RECORD SET =
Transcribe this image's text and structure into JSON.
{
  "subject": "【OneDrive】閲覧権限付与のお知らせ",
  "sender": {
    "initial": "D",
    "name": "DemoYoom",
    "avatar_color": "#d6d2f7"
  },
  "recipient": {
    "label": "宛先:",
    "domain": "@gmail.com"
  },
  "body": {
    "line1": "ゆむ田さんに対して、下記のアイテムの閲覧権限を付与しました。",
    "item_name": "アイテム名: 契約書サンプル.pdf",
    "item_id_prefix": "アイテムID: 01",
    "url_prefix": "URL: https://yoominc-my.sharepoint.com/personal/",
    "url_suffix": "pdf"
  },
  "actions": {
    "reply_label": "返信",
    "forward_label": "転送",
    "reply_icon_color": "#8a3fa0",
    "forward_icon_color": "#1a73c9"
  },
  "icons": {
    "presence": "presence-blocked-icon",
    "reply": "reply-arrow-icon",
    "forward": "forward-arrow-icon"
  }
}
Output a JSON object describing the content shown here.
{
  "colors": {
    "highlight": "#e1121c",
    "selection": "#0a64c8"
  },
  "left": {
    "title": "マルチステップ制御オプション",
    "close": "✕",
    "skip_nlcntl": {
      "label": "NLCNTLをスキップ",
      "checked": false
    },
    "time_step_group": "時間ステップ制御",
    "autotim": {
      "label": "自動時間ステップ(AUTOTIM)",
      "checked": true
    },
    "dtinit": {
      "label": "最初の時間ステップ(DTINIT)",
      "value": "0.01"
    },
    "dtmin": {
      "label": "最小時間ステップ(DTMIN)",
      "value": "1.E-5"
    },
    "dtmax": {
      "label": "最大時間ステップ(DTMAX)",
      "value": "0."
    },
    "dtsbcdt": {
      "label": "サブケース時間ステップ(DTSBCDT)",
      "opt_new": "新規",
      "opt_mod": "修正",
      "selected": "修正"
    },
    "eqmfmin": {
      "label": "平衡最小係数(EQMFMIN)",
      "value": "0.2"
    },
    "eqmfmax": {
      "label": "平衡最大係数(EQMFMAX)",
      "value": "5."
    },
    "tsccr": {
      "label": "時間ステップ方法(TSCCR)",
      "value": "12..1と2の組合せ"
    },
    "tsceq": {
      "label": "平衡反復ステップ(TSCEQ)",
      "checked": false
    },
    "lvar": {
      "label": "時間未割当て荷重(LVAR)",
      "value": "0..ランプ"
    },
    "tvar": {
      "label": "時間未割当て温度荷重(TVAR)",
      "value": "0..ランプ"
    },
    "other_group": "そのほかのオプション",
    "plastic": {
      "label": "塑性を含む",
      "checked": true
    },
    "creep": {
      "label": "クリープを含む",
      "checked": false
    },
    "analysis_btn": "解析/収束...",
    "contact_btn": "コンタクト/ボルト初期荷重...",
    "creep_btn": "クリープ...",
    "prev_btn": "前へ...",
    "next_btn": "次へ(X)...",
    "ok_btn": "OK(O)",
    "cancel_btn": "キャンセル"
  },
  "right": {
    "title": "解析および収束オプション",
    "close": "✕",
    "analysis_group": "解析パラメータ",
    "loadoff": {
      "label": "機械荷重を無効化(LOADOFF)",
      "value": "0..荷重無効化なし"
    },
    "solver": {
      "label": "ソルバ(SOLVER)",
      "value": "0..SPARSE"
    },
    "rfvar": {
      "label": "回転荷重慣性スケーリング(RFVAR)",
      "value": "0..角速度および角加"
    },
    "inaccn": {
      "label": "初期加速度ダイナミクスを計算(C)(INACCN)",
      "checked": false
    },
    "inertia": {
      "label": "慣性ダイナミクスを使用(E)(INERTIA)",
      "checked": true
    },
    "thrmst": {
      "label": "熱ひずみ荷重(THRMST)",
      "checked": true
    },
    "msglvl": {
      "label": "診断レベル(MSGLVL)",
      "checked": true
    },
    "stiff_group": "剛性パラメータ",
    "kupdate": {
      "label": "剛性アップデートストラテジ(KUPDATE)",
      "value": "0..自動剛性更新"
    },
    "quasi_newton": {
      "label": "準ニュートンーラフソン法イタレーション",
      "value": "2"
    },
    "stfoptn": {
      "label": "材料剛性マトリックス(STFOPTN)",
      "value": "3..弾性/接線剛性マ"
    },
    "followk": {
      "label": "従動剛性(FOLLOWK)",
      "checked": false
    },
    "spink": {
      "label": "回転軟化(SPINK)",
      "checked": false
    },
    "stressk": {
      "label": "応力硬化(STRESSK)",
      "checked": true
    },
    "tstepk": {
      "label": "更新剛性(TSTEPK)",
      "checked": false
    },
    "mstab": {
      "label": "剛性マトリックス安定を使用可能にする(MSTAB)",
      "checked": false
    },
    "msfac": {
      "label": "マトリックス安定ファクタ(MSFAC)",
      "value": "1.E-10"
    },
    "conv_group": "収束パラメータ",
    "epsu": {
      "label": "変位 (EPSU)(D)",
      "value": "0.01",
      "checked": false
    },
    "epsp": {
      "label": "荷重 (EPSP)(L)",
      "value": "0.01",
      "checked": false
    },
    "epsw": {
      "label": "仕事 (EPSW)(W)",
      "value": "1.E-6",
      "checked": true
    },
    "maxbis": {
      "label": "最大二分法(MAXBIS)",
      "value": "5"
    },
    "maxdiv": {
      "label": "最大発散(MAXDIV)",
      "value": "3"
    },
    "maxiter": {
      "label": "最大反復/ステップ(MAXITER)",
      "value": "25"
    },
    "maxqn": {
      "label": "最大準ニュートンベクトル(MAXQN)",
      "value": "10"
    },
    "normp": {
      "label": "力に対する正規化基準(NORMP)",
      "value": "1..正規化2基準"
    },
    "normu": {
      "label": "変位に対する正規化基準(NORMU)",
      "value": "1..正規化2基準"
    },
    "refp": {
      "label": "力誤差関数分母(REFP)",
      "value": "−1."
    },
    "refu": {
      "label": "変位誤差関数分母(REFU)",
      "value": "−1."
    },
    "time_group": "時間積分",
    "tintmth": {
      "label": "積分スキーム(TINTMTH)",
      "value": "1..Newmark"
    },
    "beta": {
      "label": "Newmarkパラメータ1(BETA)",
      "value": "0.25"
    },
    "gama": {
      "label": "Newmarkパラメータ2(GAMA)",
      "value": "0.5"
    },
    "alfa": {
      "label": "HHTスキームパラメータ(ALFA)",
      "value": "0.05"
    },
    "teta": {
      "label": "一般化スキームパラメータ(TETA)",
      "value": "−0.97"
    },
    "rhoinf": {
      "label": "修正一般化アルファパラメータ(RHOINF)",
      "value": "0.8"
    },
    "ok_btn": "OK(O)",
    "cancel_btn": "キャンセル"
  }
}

EXERCISE OBJECTIVE = Scan the data above; copy every line where "arrow" appears.

RESPONSE TO THE TASK =
    "reply": "reply-arrow-icon",
    "forward": "forward-arrow-icon"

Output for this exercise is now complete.